■ DATA ROWS:

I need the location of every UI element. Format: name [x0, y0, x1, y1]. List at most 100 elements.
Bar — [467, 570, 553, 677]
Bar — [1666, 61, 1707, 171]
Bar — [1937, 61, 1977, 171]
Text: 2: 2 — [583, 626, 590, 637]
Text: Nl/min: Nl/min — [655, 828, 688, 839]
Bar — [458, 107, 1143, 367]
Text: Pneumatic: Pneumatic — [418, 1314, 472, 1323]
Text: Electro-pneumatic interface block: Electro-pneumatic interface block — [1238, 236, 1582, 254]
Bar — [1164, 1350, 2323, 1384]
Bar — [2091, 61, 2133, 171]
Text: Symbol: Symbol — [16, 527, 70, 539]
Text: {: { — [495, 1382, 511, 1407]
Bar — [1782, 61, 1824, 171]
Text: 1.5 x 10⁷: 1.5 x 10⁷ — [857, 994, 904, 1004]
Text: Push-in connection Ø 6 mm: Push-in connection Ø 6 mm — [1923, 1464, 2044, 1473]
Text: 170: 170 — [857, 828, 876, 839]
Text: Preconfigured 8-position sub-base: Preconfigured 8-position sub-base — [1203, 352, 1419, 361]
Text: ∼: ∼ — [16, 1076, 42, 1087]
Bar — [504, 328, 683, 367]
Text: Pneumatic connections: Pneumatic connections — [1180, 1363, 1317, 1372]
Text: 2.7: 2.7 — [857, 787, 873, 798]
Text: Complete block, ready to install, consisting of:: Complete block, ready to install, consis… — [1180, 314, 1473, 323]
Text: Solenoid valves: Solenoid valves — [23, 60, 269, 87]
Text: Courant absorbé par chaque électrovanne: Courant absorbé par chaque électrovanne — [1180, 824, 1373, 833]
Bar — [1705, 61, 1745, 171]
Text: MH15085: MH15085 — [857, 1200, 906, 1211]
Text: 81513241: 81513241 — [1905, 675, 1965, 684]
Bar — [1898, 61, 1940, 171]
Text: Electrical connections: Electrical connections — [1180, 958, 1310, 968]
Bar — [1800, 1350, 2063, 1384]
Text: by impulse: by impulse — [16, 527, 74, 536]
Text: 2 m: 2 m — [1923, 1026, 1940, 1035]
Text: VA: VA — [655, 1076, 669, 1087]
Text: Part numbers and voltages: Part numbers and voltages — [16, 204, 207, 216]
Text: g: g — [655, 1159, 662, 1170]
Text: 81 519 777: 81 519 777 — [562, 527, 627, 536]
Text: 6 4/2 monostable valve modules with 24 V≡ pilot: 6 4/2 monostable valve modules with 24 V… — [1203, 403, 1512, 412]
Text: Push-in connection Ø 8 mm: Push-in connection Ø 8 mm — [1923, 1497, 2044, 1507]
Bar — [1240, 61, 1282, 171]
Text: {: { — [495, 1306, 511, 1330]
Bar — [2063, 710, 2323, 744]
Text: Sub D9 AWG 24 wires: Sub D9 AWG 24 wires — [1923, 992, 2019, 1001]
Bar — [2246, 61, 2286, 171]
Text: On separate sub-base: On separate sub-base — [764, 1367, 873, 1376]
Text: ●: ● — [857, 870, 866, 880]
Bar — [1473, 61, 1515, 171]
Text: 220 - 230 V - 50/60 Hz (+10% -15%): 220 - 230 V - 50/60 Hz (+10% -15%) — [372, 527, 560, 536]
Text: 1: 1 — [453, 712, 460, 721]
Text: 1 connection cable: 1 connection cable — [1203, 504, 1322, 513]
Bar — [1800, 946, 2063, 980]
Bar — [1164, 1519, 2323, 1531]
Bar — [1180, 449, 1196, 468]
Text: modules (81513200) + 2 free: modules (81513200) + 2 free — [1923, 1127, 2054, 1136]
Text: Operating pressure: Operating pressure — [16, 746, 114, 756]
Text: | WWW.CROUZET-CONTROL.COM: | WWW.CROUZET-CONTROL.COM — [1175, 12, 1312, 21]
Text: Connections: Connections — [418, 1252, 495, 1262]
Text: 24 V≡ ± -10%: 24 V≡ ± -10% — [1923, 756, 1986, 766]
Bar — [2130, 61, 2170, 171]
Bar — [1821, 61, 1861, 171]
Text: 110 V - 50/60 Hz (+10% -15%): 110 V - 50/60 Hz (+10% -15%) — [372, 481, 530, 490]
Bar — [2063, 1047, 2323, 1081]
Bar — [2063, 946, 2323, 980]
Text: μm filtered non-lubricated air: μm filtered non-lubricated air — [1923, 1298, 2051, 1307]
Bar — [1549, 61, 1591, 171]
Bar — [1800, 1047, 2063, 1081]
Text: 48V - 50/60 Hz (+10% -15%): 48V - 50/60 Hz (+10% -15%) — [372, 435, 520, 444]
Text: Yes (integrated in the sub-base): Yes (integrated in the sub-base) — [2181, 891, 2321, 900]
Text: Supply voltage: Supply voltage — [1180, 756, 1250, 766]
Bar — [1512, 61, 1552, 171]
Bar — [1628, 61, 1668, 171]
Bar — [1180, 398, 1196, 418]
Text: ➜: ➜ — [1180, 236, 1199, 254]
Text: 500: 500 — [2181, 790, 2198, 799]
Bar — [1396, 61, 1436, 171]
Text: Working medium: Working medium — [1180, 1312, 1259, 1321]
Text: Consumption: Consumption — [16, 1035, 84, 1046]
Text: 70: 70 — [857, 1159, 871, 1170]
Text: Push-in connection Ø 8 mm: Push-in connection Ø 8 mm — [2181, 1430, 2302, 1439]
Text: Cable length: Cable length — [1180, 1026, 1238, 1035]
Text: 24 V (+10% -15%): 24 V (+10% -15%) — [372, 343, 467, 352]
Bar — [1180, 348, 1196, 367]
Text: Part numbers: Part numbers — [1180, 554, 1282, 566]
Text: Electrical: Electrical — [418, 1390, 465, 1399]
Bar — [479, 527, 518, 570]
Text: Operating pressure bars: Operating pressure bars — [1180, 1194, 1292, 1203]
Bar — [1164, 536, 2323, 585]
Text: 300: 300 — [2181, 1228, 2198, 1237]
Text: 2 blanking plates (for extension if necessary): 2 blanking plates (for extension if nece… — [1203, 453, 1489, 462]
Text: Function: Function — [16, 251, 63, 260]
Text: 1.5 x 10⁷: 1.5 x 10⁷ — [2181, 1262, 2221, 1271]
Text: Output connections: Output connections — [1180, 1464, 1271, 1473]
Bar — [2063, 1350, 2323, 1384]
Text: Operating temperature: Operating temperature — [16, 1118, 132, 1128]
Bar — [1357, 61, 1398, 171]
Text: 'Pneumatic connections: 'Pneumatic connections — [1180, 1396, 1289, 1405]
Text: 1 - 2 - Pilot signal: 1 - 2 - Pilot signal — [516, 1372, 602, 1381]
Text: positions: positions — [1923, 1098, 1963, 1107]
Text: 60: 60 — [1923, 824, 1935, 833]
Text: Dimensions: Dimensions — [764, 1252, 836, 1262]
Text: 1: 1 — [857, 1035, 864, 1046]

■ WRITTEN PROBLEM: Could you copy the listing above line for line, leaving every character unchanged?

■ TASK SOLUTION:
I need the location of every UI element. Format: name [x0, y0, x1, y1]. List at most 100 elements.
Bar — [467, 570, 553, 677]
Bar — [1666, 61, 1707, 171]
Bar — [1937, 61, 1977, 171]
Text: 2: 2 — [583, 626, 590, 637]
Text: Nl/min: Nl/min — [655, 828, 688, 839]
Bar — [458, 107, 1143, 367]
Text: Pneumatic: Pneumatic — [418, 1314, 472, 1323]
Text: Electro-pneumatic interface block: Electro-pneumatic interface block — [1238, 236, 1582, 254]
Bar — [1164, 1350, 2323, 1384]
Bar — [2091, 61, 2133, 171]
Text: Symbol: Symbol — [16, 527, 70, 539]
Text: {: { — [495, 1382, 511, 1407]
Bar — [1782, 61, 1824, 171]
Text: 1.5 x 10⁷: 1.5 x 10⁷ — [857, 994, 904, 1004]
Text: Push-in connection Ø 6 mm: Push-in connection Ø 6 mm — [1923, 1464, 2044, 1473]
Text: 170: 170 — [857, 828, 876, 839]
Text: Preconfigured 8-position sub-base: Preconfigured 8-position sub-base — [1203, 352, 1419, 361]
Text: ∼: ∼ — [16, 1076, 42, 1087]
Bar — [504, 328, 683, 367]
Text: Pneumatic connections: Pneumatic connections — [1180, 1363, 1317, 1372]
Text: 2.7: 2.7 — [857, 787, 873, 798]
Text: Complete block, ready to install, consisting of:: Complete block, ready to install, consis… — [1180, 314, 1473, 323]
Text: Solenoid valves: Solenoid valves — [23, 60, 269, 87]
Text: Courant absorbé par chaque électrovanne: Courant absorbé par chaque électrovanne — [1180, 824, 1373, 833]
Bar — [1705, 61, 1745, 171]
Text: MH15085: MH15085 — [857, 1200, 906, 1211]
Text: 81513241: 81513241 — [1905, 675, 1965, 684]
Bar — [1898, 61, 1940, 171]
Text: Electrical connections: Electrical connections — [1180, 958, 1310, 968]
Bar — [1800, 1350, 2063, 1384]
Text: by impulse: by impulse — [16, 527, 74, 536]
Text: 2 m: 2 m — [1923, 1026, 1940, 1035]
Text: VA: VA — [655, 1076, 669, 1087]
Text: Part numbers and voltages: Part numbers and voltages — [16, 204, 207, 216]
Text: g: g — [655, 1159, 662, 1170]
Text: 81 519 777: 81 519 777 — [562, 527, 627, 536]
Text: 6 4/2 monostable valve modules with 24 V≡ pilot: 6 4/2 monostable valve modules with 24 V… — [1203, 403, 1512, 412]
Text: Push-in connection Ø 8 mm: Push-in connection Ø 8 mm — [1923, 1497, 2044, 1507]
Bar — [1240, 61, 1282, 171]
Text: {: { — [495, 1306, 511, 1330]
Bar — [2063, 710, 2323, 744]
Text: Sub D9 AWG 24 wires: Sub D9 AWG 24 wires — [1923, 992, 2019, 1001]
Bar — [2246, 61, 2286, 171]
Text: On separate sub-base: On separate sub-base — [764, 1367, 873, 1376]
Text: ●: ● — [857, 870, 866, 880]
Bar — [1473, 61, 1515, 171]
Text: 220 - 230 V - 50/60 Hz (+10% -15%): 220 - 230 V - 50/60 Hz (+10% -15%) — [372, 527, 560, 536]
Text: 1: 1 — [453, 712, 460, 721]
Text: 1 connection cable: 1 connection cable — [1203, 504, 1322, 513]
Bar — [1800, 946, 2063, 980]
Bar — [1164, 1519, 2323, 1531]
Bar — [1180, 449, 1196, 468]
Text: modules (81513200) + 2 free: modules (81513200) + 2 free — [1923, 1127, 2054, 1136]
Text: Operating pressure: Operating pressure — [16, 746, 114, 756]
Text: | WWW.CROUZET-CONTROL.COM: | WWW.CROUZET-CONTROL.COM — [1175, 12, 1312, 21]
Text: Connections: Connections — [418, 1252, 495, 1262]
Text: 24 V≡ ± -10%: 24 V≡ ± -10% — [1923, 756, 1986, 766]
Bar — [2130, 61, 2170, 171]
Bar — [1821, 61, 1861, 171]
Text: 110 V - 50/60 Hz (+10% -15%): 110 V - 50/60 Hz (+10% -15%) — [372, 481, 530, 490]
Bar — [2063, 1047, 2323, 1081]
Bar — [2063, 946, 2323, 980]
Text: μm filtered non-lubricated air: μm filtered non-lubricated air — [1923, 1298, 2051, 1307]
Bar — [1549, 61, 1591, 171]
Bar — [1800, 1047, 2063, 1081]
Text: 48V - 50/60 Hz (+10% -15%): 48V - 50/60 Hz (+10% -15%) — [372, 435, 520, 444]
Text: Yes (integrated in the sub-base): Yes (integrated in the sub-base) — [2181, 891, 2321, 900]
Text: Supply voltage: Supply voltage — [1180, 756, 1250, 766]
Bar — [1512, 61, 1552, 171]
Bar — [1628, 61, 1668, 171]
Bar — [1180, 398, 1196, 418]
Text: ➜: ➜ — [1180, 236, 1199, 254]
Text: 500: 500 — [2181, 790, 2198, 799]
Bar — [1396, 61, 1436, 171]
Text: Working medium: Working medium — [1180, 1312, 1259, 1321]
Text: Consumption: Consumption — [16, 1035, 84, 1046]
Text: 70: 70 — [857, 1159, 871, 1170]
Text: Push-in connection Ø 8 mm: Push-in connection Ø 8 mm — [2181, 1430, 2302, 1439]
Text: Cable length: Cable length — [1180, 1026, 1238, 1035]
Text: 24 V (+10% -15%): 24 V (+10% -15%) — [372, 343, 467, 352]
Bar — [1180, 348, 1196, 367]
Text: Part numbers: Part numbers — [1180, 554, 1282, 566]
Text: Electrical: Electrical — [418, 1390, 465, 1399]
Bar — [479, 527, 518, 570]
Text: Operating pressure bars: Operating pressure bars — [1180, 1194, 1292, 1203]
Bar — [1164, 536, 2323, 585]
Text: 300: 300 — [2181, 1228, 2198, 1237]
Text: 2 blanking plates (for extension if necessary): 2 blanking plates (for extension if nece… — [1203, 453, 1489, 462]
Text: Function: Function — [16, 251, 63, 260]
Text: 1.5 x 10⁷: 1.5 x 10⁷ — [2181, 1262, 2221, 1271]
Text: Output connections: Output connections — [1180, 1464, 1271, 1473]
Bar — [2063, 1350, 2323, 1384]
Text: Operating temperature: Operating temperature — [16, 1118, 132, 1128]
Bar — [1357, 61, 1398, 171]
Text: 'Pneumatic connections: 'Pneumatic connections — [1180, 1396, 1289, 1405]
Text: 1 - 2 - Pilot signal: 1 - 2 - Pilot signal — [516, 1372, 602, 1381]
Text: positions: positions — [1923, 1098, 1963, 1107]
Text: 60: 60 — [1923, 824, 1935, 833]
Text: Dimensions: Dimensions — [764, 1252, 836, 1262]
Text: 1: 1 — [857, 1035, 864, 1046]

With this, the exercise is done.